(begin)

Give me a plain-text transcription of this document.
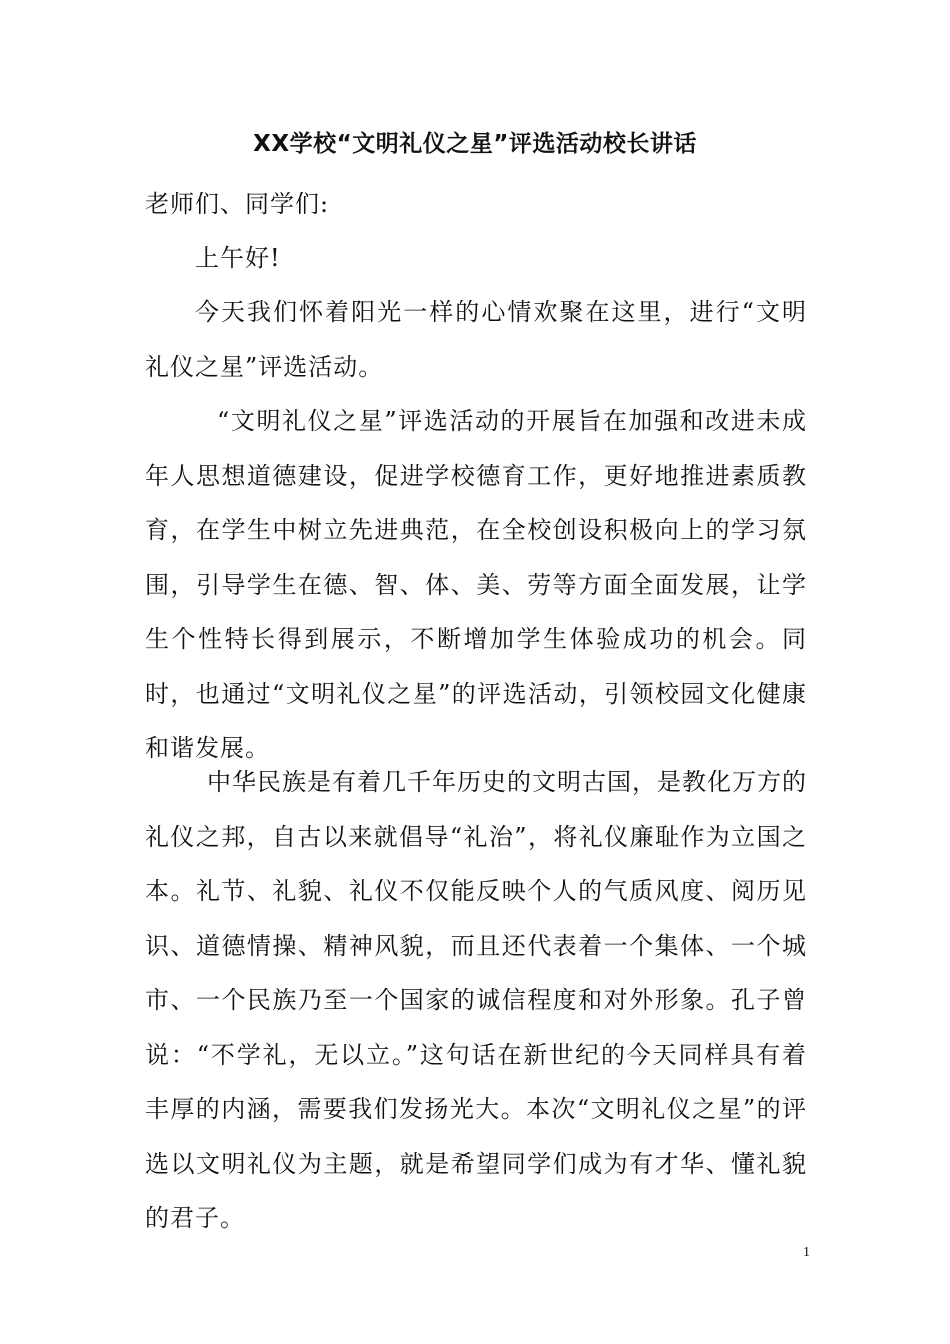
XX学校“文明礼仪之星”评选活动校长讲话

老师们、同学们:

上午好!

今天我们怀着阳光一样的心情欢聚在这里，进行“文明礼仪之星”评选活动。

“文明礼仪之星”评选活动的开展旨在加强和改进未成年人思想道德建设，促进学校德育工作，更好地推进素质教育，在学生中树立先进典范，在全校创设积极向上的学习氛围，引导学生在德、智、体、美、劳等方面全面发展，让学生个性特长得到展示，不断增加学生体验成功的机会。同时，也通过“文明礼仪之星”的评选活动，引领校园文化健康和谐发展。

中华民族是有着几千年历史的文明古国，是教化万方的礼仪之邦，自古以来就倡导“礼治”，将礼仪廉耻作为立国之本。礼节、礼貌、礼仪不仅能反映个人的气质风度、阅历见识、道德情操、精神风貌，而且还代表着一个集体、一个城市、一个民族乃至一个国家的诚信程度和对外形象。孔子曾说：“不学礼，无以立。”这句话在新世纪的今天同样具有着丰厚的内涵，需要我们发扬光大。本次“文明礼仪之星”的评选以文明礼仪为主题，就是希望同学们成为有才华、懂礼貌的君子。

1
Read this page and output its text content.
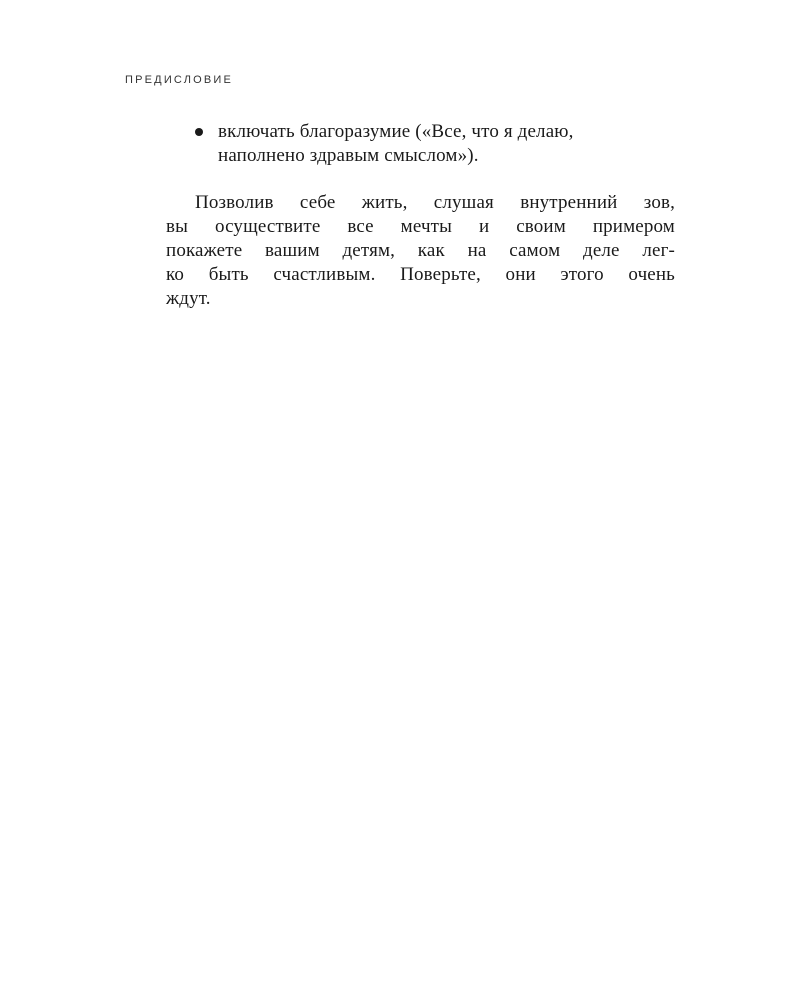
ПРЕДИСЛОВИЕ
включать благоразумие («Все, что я делаю,
наполнено здравым смыслом»).

Позволив себе жить, слушая внутренний зов,
вы осуществите все мечты и своим примером
покажете вашим детям, как на самом деле лег-
ко быть счастливым. Поверьте, они этого очень
ждут.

(end)

What is being asked:
Pictures stay out; retype only the lines from the line containing "Read this page and output its text content." through the end of the listing, inclusive, exactly as they appear.

Answer to this task:
Read this page and output its text content.
ПРЕДИСЛОВИЕ
включать благоразумие («Все, что я делаю,
наполнено здравым смыслом»).

Позволив себе жить, слушая внутренний зов,
вы осуществите все мечты и своим примером
покажете вашим детям, как на самом деле лег-
ко быть счастливым. Поверьте, они этого очень
ждут.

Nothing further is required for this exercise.